▶ WHAT IS REQUIRED:
Locate the word "MSNBC" in the data below, then copy every line that holds it.
───── MATERIAL ─────
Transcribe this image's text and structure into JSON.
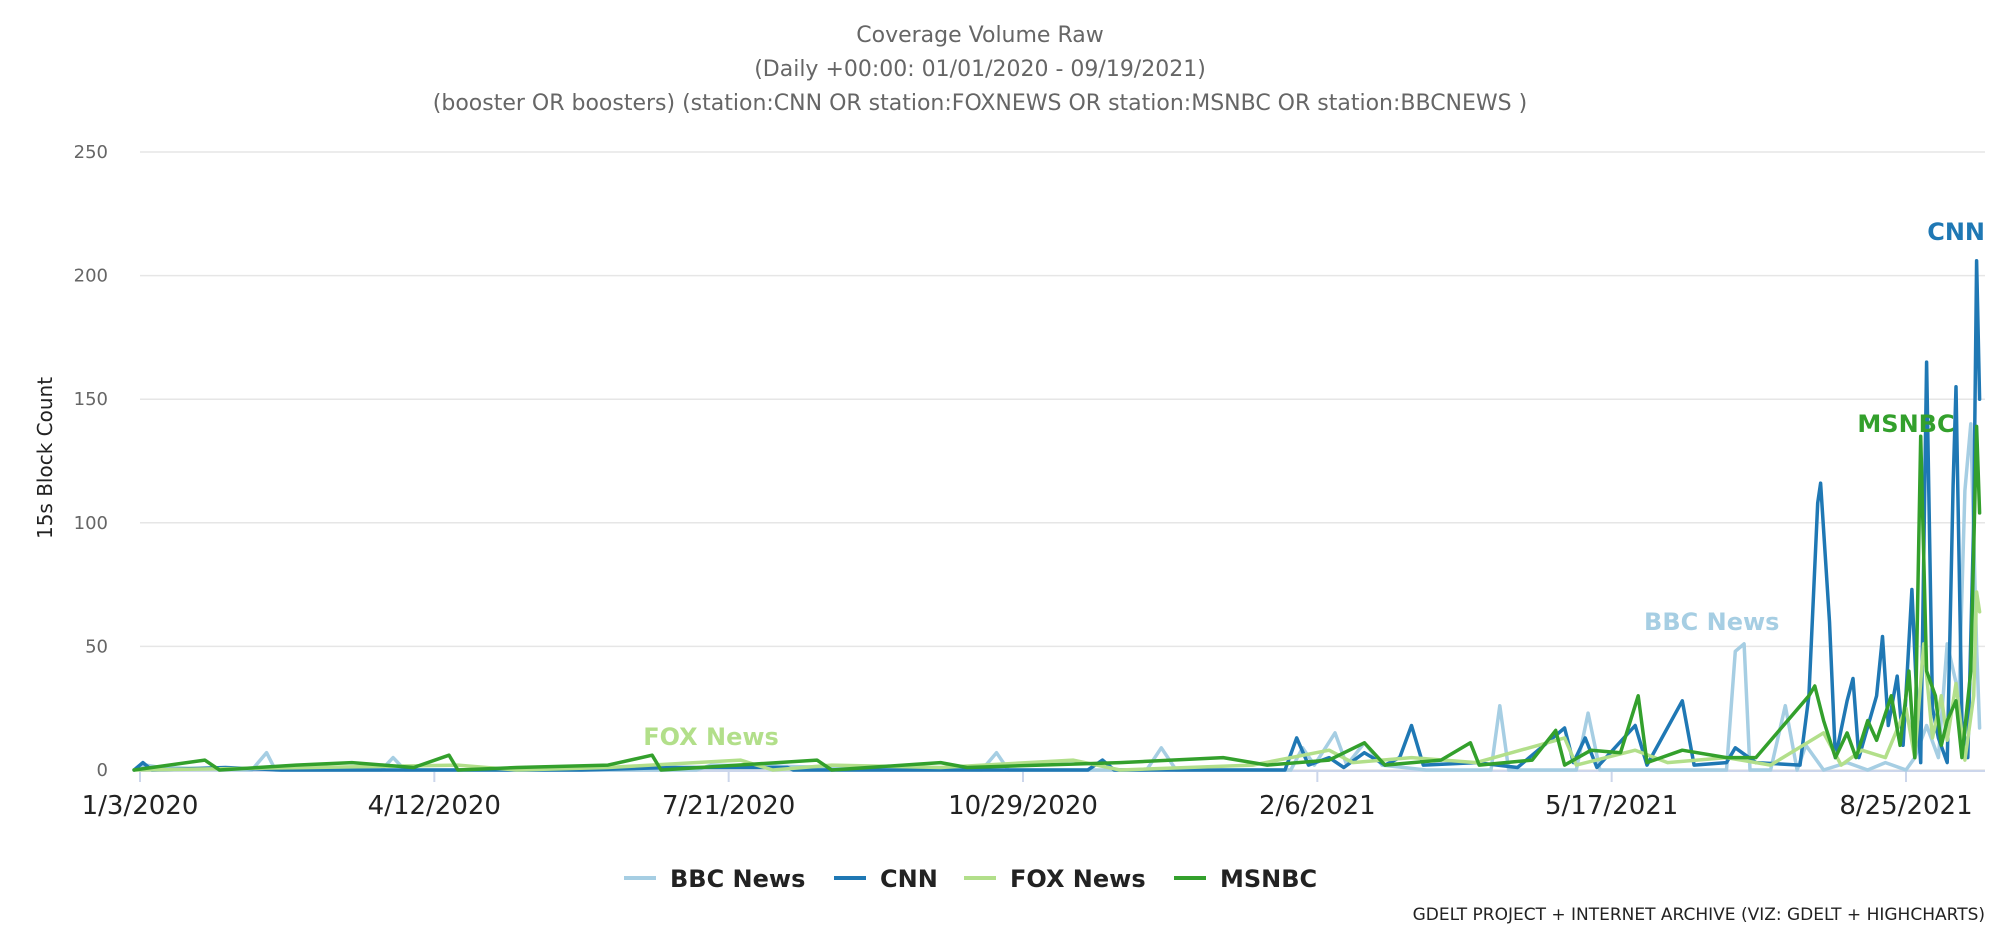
{
  "chart_data": {
    "type": "line",
    "title_lines": [
      "Coverage Volume Raw",
      "(Daily +00:00: 01/01/2020 - 09/19/2021)",
      "(booster OR boosters) (station:CNN OR station:FOXNEWS OR station:MSNBC OR station:BBCNEWS )"
    ],
    "ylabel": "15s Block Count",
    "xlabel": "",
    "ylim": [
      0,
      250
    ],
    "y_ticks": [
      0,
      50,
      100,
      150,
      200,
      250
    ],
    "x_range": [
      "2020-01-01",
      "2021-09-19"
    ],
    "x_tick_labels": [
      "1/3/2020",
      "4/12/2020",
      "7/21/2020",
      "10/29/2020",
      "2/6/2021",
      "5/17/2021",
      "8/25/2021"
    ],
    "x_tick_dates": [
      "2020-01-03",
      "2020-04-12",
      "2020-07-21",
      "2020-10-29",
      "2021-02-06",
      "2021-05-17",
      "2021-08-25"
    ],
    "grid": true,
    "legend_position": "bottom",
    "credit": "GDELT PROJECT + INTERNET ARCHIVE (VIZ: GDELT + HIGHCHARTS)",
    "series": [
      {
        "name": "BBC News",
        "color": "#a6cee3",
        "label_date": "2021-06-20",
        "points": [
          [
            "2020-01-01",
            0
          ],
          [
            "2020-01-05",
            2
          ],
          [
            "2020-01-10",
            1
          ],
          [
            "2020-02-10",
            0
          ],
          [
            "2020-02-15",
            7
          ],
          [
            "2020-02-18",
            0
          ],
          [
            "2020-03-25",
            0
          ],
          [
            "2020-03-29",
            5
          ],
          [
            "2020-04-02",
            0
          ],
          [
            "2020-07-10",
            0
          ],
          [
            "2020-07-15",
            2
          ],
          [
            "2020-10-15",
            0
          ],
          [
            "2020-10-20",
            7
          ],
          [
            "2020-10-24",
            0
          ],
          [
            "2020-12-10",
            0
          ],
          [
            "2020-12-15",
            9
          ],
          [
            "2020-12-20",
            0
          ],
          [
            "2021-01-28",
            0
          ],
          [
            "2021-02-01",
            9
          ],
          [
            "2021-02-05",
            2
          ],
          [
            "2021-02-12",
            15
          ],
          [
            "2021-02-16",
            2
          ],
          [
            "2021-02-22",
            11
          ],
          [
            "2021-02-28",
            2
          ],
          [
            "2021-03-15",
            0
          ],
          [
            "2021-04-06",
            0
          ],
          [
            "2021-04-09",
            26
          ],
          [
            "2021-04-12",
            0
          ],
          [
            "2021-05-05",
            0
          ],
          [
            "2021-05-09",
            23
          ],
          [
            "2021-05-13",
            0
          ],
          [
            "2021-06-25",
            0
          ],
          [
            "2021-06-28",
            48
          ],
          [
            "2021-07-01",
            51
          ],
          [
            "2021-07-03",
            0
          ],
          [
            "2021-07-10",
            0
          ],
          [
            "2021-07-15",
            26
          ],
          [
            "2021-07-19",
            0
          ],
          [
            "2021-07-22",
            10
          ],
          [
            "2021-07-28",
            0
          ],
          [
            "2021-08-05",
            3
          ],
          [
            "2021-08-12",
            0
          ],
          [
            "2021-08-18",
            3
          ],
          [
            "2021-08-25",
            0
          ],
          [
            "2021-08-28",
            5
          ],
          [
            "2021-09-01",
            18
          ],
          [
            "2021-09-05",
            5
          ],
          [
            "2021-09-08",
            51
          ],
          [
            "2021-09-12",
            30
          ],
          [
            "2021-09-14",
            113
          ],
          [
            "2021-09-16",
            140
          ],
          [
            "2021-09-18",
            50
          ],
          [
            "2021-09-19",
            17
          ]
        ]
      },
      {
        "name": "CNN",
        "color": "#1f78b4",
        "label_date": "2021-09-18",
        "points": [
          [
            "2020-01-01",
            0
          ],
          [
            "2020-01-04",
            3
          ],
          [
            "2020-01-07",
            0
          ],
          [
            "2020-02-01",
            1
          ],
          [
            "2020-02-20",
            0
          ],
          [
            "2020-06-01",
            0
          ],
          [
            "2020-07-01",
            1
          ],
          [
            "2020-08-10",
            1
          ],
          [
            "2020-08-12",
            0
          ],
          [
            "2020-11-20",
            0
          ],
          [
            "2020-11-25",
            4
          ],
          [
            "2020-11-29",
            0
          ],
          [
            "2021-01-26",
            0
          ],
          [
            "2021-01-30",
            13
          ],
          [
            "2021-02-03",
            2
          ],
          [
            "2021-02-10",
            5
          ],
          [
            "2021-02-15",
            1
          ],
          [
            "2021-02-22",
            7
          ],
          [
            "2021-03-01",
            2
          ],
          [
            "2021-03-06",
            5
          ],
          [
            "2021-03-10",
            18
          ],
          [
            "2021-03-14",
            2
          ],
          [
            "2021-04-01",
            3
          ],
          [
            "2021-04-15",
            1
          ],
          [
            "2021-05-01",
            17
          ],
          [
            "2021-05-04",
            3
          ],
          [
            "2021-05-08",
            13
          ],
          [
            "2021-05-12",
            1
          ],
          [
            "2021-05-25",
            18
          ],
          [
            "2021-05-29",
            2
          ],
          [
            "2021-06-10",
            28
          ],
          [
            "2021-06-14",
            2
          ],
          [
            "2021-06-25",
            3
          ],
          [
            "2021-06-28",
            9
          ],
          [
            "2021-07-05",
            3
          ],
          [
            "2021-07-20",
            2
          ],
          [
            "2021-07-23",
            30
          ],
          [
            "2021-07-26",
            108
          ],
          [
            "2021-07-27",
            116
          ],
          [
            "2021-07-30",
            60
          ],
          [
            "2021-08-01",
            5
          ],
          [
            "2021-08-05",
            28
          ],
          [
            "2021-08-07",
            37
          ],
          [
            "2021-08-09",
            5
          ],
          [
            "2021-08-15",
            30
          ],
          [
            "2021-08-17",
            54
          ],
          [
            "2021-08-19",
            18
          ],
          [
            "2021-08-22",
            38
          ],
          [
            "2021-08-24",
            10
          ],
          [
            "2021-08-27",
            73
          ],
          [
            "2021-08-29",
            20
          ],
          [
            "2021-08-30",
            3
          ],
          [
            "2021-09-01",
            165
          ],
          [
            "2021-09-03",
            25
          ],
          [
            "2021-09-05",
            13
          ],
          [
            "2021-09-08",
            3
          ],
          [
            "2021-09-10",
            115
          ],
          [
            "2021-09-11",
            155
          ],
          [
            "2021-09-13",
            20
          ],
          [
            "2021-09-15",
            5
          ],
          [
            "2021-09-17",
            100
          ],
          [
            "2021-09-18",
            206
          ],
          [
            "2021-09-19",
            150
          ]
        ]
      },
      {
        "name": "FOX News",
        "color": "#b2df8a",
        "label_date": "2020-07-15",
        "points": [
          [
            "2020-01-01",
            0
          ],
          [
            "2020-03-01",
            1
          ],
          [
            "2020-04-20",
            2
          ],
          [
            "2020-05-10",
            0
          ],
          [
            "2020-06-10",
            1
          ],
          [
            "2020-07-25",
            4
          ],
          [
            "2020-08-05",
            0
          ],
          [
            "2020-08-25",
            2
          ],
          [
            "2020-10-01",
            1
          ],
          [
            "2020-11-15",
            4
          ],
          [
            "2020-12-01",
            0
          ],
          [
            "2021-01-15",
            2
          ],
          [
            "2021-02-10",
            8
          ],
          [
            "2021-02-18",
            3
          ],
          [
            "2021-03-10",
            5
          ],
          [
            "2021-04-01",
            3
          ],
          [
            "2021-05-01",
            13
          ],
          [
            "2021-05-05",
            2
          ],
          [
            "2021-05-25",
            8
          ],
          [
            "2021-06-05",
            3
          ],
          [
            "2021-06-25",
            5
          ],
          [
            "2021-07-10",
            2
          ],
          [
            "2021-07-28",
            15
          ],
          [
            "2021-08-03",
            2
          ],
          [
            "2021-08-10",
            8
          ],
          [
            "2021-08-18",
            5
          ],
          [
            "2021-08-25",
            25
          ],
          [
            "2021-08-28",
            5
          ],
          [
            "2021-08-31",
            51
          ],
          [
            "2021-09-03",
            13
          ],
          [
            "2021-09-06",
            30
          ],
          [
            "2021-09-08",
            12
          ],
          [
            "2021-09-11",
            35
          ],
          [
            "2021-09-14",
            4
          ],
          [
            "2021-09-17",
            30
          ],
          [
            "2021-09-18",
            72
          ],
          [
            "2021-09-19",
            64
          ]
        ]
      },
      {
        "name": "MSNBC",
        "color": "#33a02c",
        "label_date": "2021-08-25",
        "points": [
          [
            "2020-01-01",
            0
          ],
          [
            "2020-01-25",
            4
          ],
          [
            "2020-01-30",
            0
          ],
          [
            "2020-02-25",
            2
          ],
          [
            "2020-03-15",
            3
          ],
          [
            "2020-04-05",
            1
          ],
          [
            "2020-04-17",
            6
          ],
          [
            "2020-04-20",
            0
          ],
          [
            "2020-05-10",
            1
          ],
          [
            "2020-06-10",
            2
          ],
          [
            "2020-06-25",
            6
          ],
          [
            "2020-06-28",
            0
          ],
          [
            "2020-08-20",
            4
          ],
          [
            "2020-08-25",
            0
          ],
          [
            "2020-10-01",
            3
          ],
          [
            "2020-10-10",
            1
          ],
          [
            "2020-12-01",
            3
          ],
          [
            "2021-01-05",
            5
          ],
          [
            "2021-01-20",
            2
          ],
          [
            "2021-02-10",
            4
          ],
          [
            "2021-02-22",
            11
          ],
          [
            "2021-03-01",
            2
          ],
          [
            "2021-03-20",
            4
          ],
          [
            "2021-03-30",
            11
          ],
          [
            "2021-04-02",
            2
          ],
          [
            "2021-04-20",
            4
          ],
          [
            "2021-04-28",
            16
          ],
          [
            "2021-05-01",
            2
          ],
          [
            "2021-05-10",
            8
          ],
          [
            "2021-05-20",
            7
          ],
          [
            "2021-05-26",
            30
          ],
          [
            "2021-05-29",
            3
          ],
          [
            "2021-06-10",
            8
          ],
          [
            "2021-06-25",
            5
          ],
          [
            "2021-07-05",
            5
          ],
          [
            "2021-07-23",
            30
          ],
          [
            "2021-07-25",
            34
          ],
          [
            "2021-07-28",
            20
          ],
          [
            "2021-08-01",
            5
          ],
          [
            "2021-08-05",
            15
          ],
          [
            "2021-08-08",
            5
          ],
          [
            "2021-08-12",
            20
          ],
          [
            "2021-08-15",
            12
          ],
          [
            "2021-08-20",
            30
          ],
          [
            "2021-08-23",
            10
          ],
          [
            "2021-08-26",
            40
          ],
          [
            "2021-08-28",
            5
          ],
          [
            "2021-08-30",
            135
          ],
          [
            "2021-09-01",
            40
          ],
          [
            "2021-09-04",
            30
          ],
          [
            "2021-09-06",
            10
          ],
          [
            "2021-09-08",
            20
          ],
          [
            "2021-09-11",
            28
          ],
          [
            "2021-09-13",
            5
          ],
          [
            "2021-09-16",
            40
          ],
          [
            "2021-09-18",
            139
          ],
          [
            "2021-09-19",
            104
          ]
        ]
      }
    ]
  }
}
─────
▶ EXERCISE OUTPUT:
      "(booster OR boosters) (station:CNN OR station:FOXNEWS OR station:MSNBC OR station:BBCNEWS )"
        "name": "MSNBC",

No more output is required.